[Items from a data source]
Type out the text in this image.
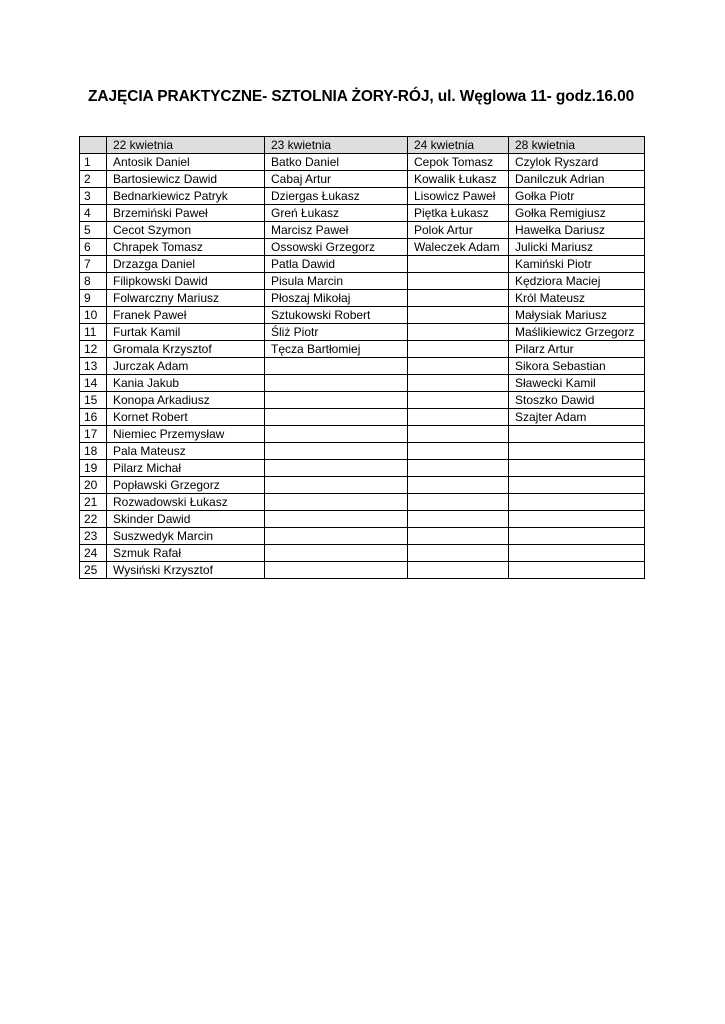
ZAJĘCIA PRAKTYCZNE- SZTOLNIA ŻORY-RÓJ, ul. Węglowa 11- godz.16.00
	22 kwietnia	23 kwietnia	24 kwietnia	28 kwietnia
1	Antosik Daniel	Batko Daniel	Cepok Tomasz	Czylok Ryszard
2	Bartosiewicz Dawid	Cabaj Artur	Kowalik Łukasz	Danilczuk Adrian
3	Bednarkiewicz Patryk	Dziergas Łukasz	Lisowicz Paweł	Gołka Piotr
4	Brzemiński Paweł	Greń Łukasz	Piętka Łukasz	Gołka Remigiusz
5	Cecot Szymon	Marcisz Paweł	Polok Artur	Hawełka Dariusz
6	Chrapek Tomasz	Ossowski Grzegorz	Waleczek Adam	Julicki Mariusz
7	Drzazga Daniel	Patla Dawid		Kamiński Piotr
8	Filipkowski Dawid	Pisula Marcin		Kędziora Maciej
9	Folwarczny Mariusz	Płoszaj Mikołaj		Król Mateusz
10	Franek Paweł	Sztukowski Robert		Małysiak Mariusz
11	Furtak Kamil	Śliż Piotr		Maślikiewicz Grzegorz
12	Gromala Krzysztof	Tęcza Bartłomiej		Pilarz Artur
13	Jurczak Adam			Sikora Sebastian
14	Kania Jakub			Sławecki Kamil
15	Konopa Arkadiusz			Stoszko Dawid
16	Kornet Robert			Szajter Adam
17	Niemiec Przemysław			
18	Pala Mateusz			
19	Pilarz Michał			
20	Popławski Grzegorz			
21	Rozwadowski Łukasz			
22	Skinder Dawid			
23	Suszwedyk Marcin			
24	Szmuk Rafał			
25	Wysiński Krzysztof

- _STATED TASK_
Images must not appear in the copy; reproduce everything else in the records verbatim.

- _SOLVED EXERCISE_
Type out the text in this image.
ZAJĘCIA PRAKTYCZNE- SZTOLNIA ŻORY-RÓJ, ul. Węglowa 11- godz.16.00
	22 kwietnia	23 kwietnia	24 kwietnia	28 kwietnia
1	Antosik Daniel	Batko Daniel	Cepok Tomasz	Czylok Ryszard
2	Bartosiewicz Dawid	Cabaj Artur	Kowalik Łukasz	Danilczuk Adrian
3	Bednarkiewicz Patryk	Dziergas Łukasz	Lisowicz Paweł	Gołka Piotr
4	Brzemiński Paweł	Greń Łukasz	Piętka Łukasz	Gołka Remigiusz
5	Cecot Szymon	Marcisz Paweł	Polok Artur	Hawełka Dariusz
6	Chrapek Tomasz	Ossowski Grzegorz	Waleczek Adam	Julicki Mariusz
7	Drzazga Daniel	Patla Dawid		Kamiński Piotr
8	Filipkowski Dawid	Pisula Marcin		Kędziora Maciej
9	Folwarczny Mariusz	Płoszaj Mikołaj		Król Mateusz
10	Franek Paweł	Sztukowski Robert		Małysiak Mariusz
11	Furtak Kamil	Śliż Piotr		Maślikiewicz Grzegorz
12	Gromala Krzysztof	Tęcza Bartłomiej		Pilarz Artur
13	Jurczak Adam			Sikora Sebastian
14	Kania Jakub			Sławecki Kamil
15	Konopa Arkadiusz			Stoszko Dawid
16	Kornet Robert			Szajter Adam
17	Niemiec Przemysław			
18	Pala Mateusz			
19	Pilarz Michał			
20	Popławski Grzegorz			
21	Rozwadowski Łukasz			
22	Skinder Dawid			
23	Suszwedyk Marcin			
24	Szmuk Rafał			
25	Wysiński Krzysztof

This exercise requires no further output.